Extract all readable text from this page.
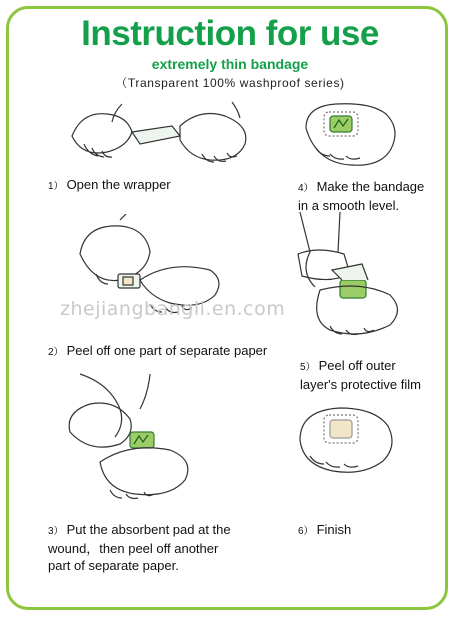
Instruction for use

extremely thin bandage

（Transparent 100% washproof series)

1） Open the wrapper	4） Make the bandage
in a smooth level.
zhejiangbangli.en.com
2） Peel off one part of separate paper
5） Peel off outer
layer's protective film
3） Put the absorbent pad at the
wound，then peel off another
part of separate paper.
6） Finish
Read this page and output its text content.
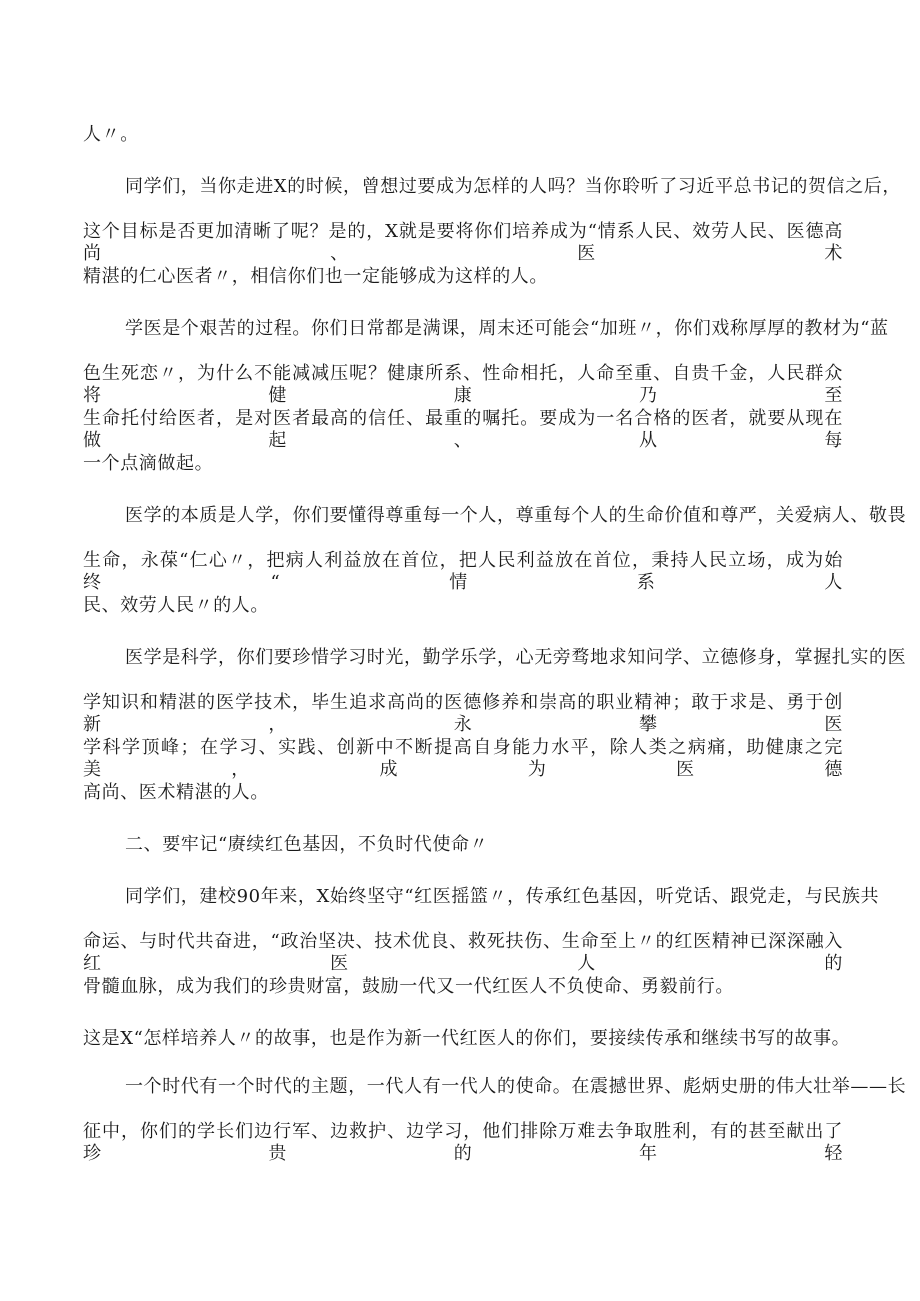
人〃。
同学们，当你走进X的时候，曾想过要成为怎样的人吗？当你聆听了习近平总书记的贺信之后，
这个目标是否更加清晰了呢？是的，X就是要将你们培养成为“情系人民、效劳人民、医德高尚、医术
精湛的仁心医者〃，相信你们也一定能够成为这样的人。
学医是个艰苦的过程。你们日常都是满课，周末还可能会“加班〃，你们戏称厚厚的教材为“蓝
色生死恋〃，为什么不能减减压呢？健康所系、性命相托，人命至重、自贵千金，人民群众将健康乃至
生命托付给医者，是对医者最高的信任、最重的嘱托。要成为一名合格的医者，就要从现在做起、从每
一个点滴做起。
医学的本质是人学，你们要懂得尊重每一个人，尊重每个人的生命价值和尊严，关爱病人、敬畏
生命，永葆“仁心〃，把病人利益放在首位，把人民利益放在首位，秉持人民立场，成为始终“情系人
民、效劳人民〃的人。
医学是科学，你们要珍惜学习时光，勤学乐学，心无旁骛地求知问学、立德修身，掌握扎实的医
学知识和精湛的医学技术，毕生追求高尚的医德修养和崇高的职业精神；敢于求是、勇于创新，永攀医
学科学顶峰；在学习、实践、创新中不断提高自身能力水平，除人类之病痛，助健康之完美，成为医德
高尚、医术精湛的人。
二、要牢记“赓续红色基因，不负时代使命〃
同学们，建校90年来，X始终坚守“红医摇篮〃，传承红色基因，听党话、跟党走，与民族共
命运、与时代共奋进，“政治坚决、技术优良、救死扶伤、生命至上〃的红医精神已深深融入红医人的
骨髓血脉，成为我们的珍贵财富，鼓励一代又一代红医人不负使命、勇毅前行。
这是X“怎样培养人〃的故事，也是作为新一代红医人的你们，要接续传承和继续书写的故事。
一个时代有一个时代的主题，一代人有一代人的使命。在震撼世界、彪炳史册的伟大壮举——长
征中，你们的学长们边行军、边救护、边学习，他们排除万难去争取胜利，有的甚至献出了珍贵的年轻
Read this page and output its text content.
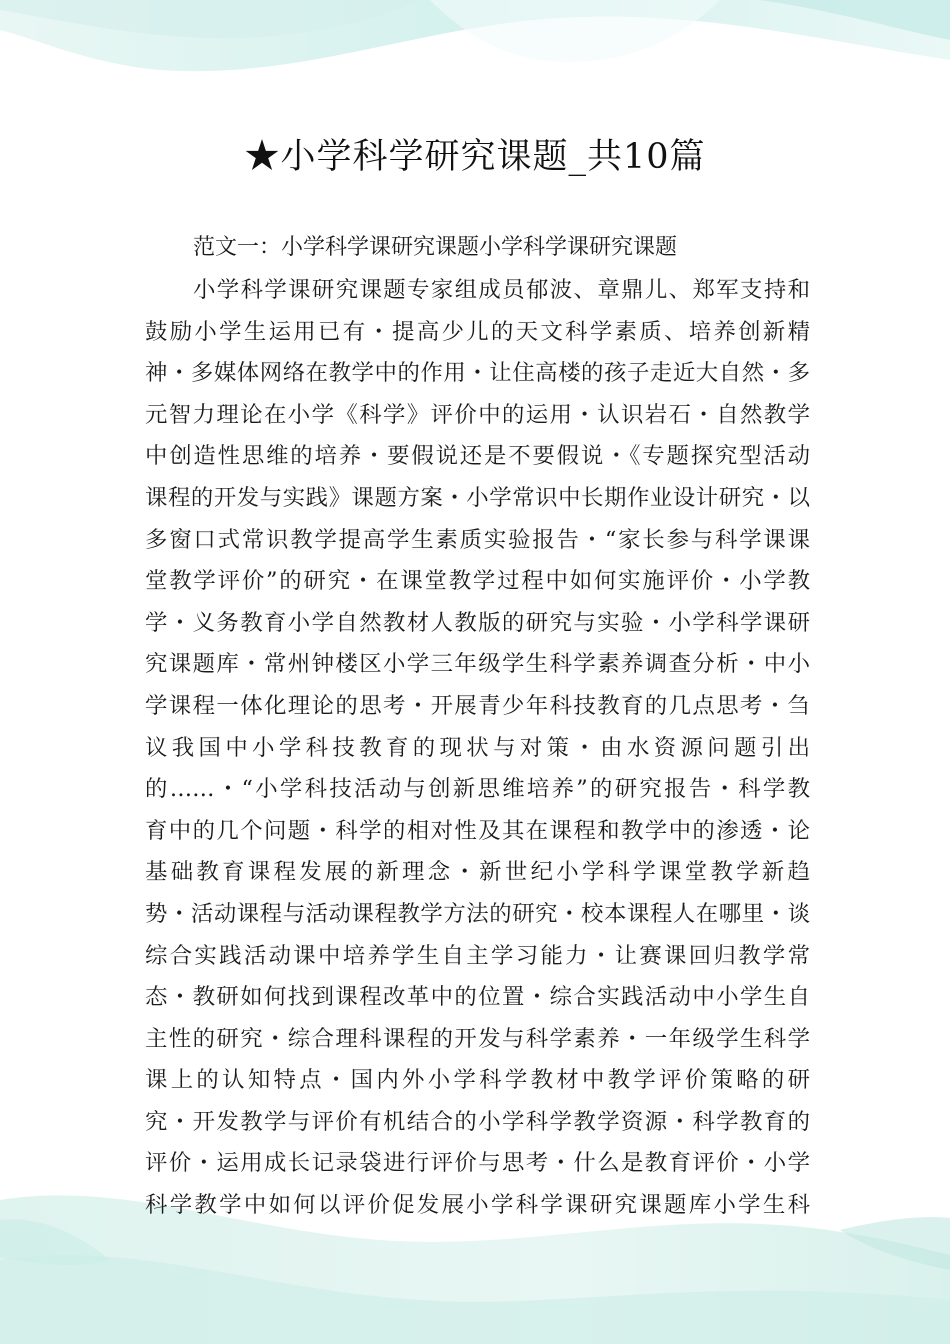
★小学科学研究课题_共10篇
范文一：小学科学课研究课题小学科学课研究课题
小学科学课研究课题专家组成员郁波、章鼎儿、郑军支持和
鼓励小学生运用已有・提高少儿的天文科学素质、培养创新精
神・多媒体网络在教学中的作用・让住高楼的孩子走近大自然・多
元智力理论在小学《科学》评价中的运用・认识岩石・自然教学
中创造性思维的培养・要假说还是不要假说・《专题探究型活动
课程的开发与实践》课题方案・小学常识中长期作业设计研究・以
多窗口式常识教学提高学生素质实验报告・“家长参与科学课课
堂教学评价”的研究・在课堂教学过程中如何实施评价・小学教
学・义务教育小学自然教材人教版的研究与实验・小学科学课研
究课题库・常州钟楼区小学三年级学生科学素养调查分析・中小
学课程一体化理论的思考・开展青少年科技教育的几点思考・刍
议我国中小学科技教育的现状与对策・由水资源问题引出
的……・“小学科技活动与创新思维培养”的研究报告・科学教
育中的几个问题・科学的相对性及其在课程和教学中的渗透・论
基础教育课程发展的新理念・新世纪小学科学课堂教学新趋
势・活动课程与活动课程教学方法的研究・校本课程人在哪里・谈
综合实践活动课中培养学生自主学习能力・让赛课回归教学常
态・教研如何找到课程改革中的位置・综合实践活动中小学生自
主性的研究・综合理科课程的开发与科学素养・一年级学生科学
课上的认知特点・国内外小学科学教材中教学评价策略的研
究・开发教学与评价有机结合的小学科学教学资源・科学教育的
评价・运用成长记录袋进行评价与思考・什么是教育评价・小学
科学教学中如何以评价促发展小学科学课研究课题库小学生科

**SHORT PROBLEM:**
Report each line in the data that holds the word "separate".

**COMPLETE OUTPUT:**
2） Peel off one part of separate paper
part of separate paper.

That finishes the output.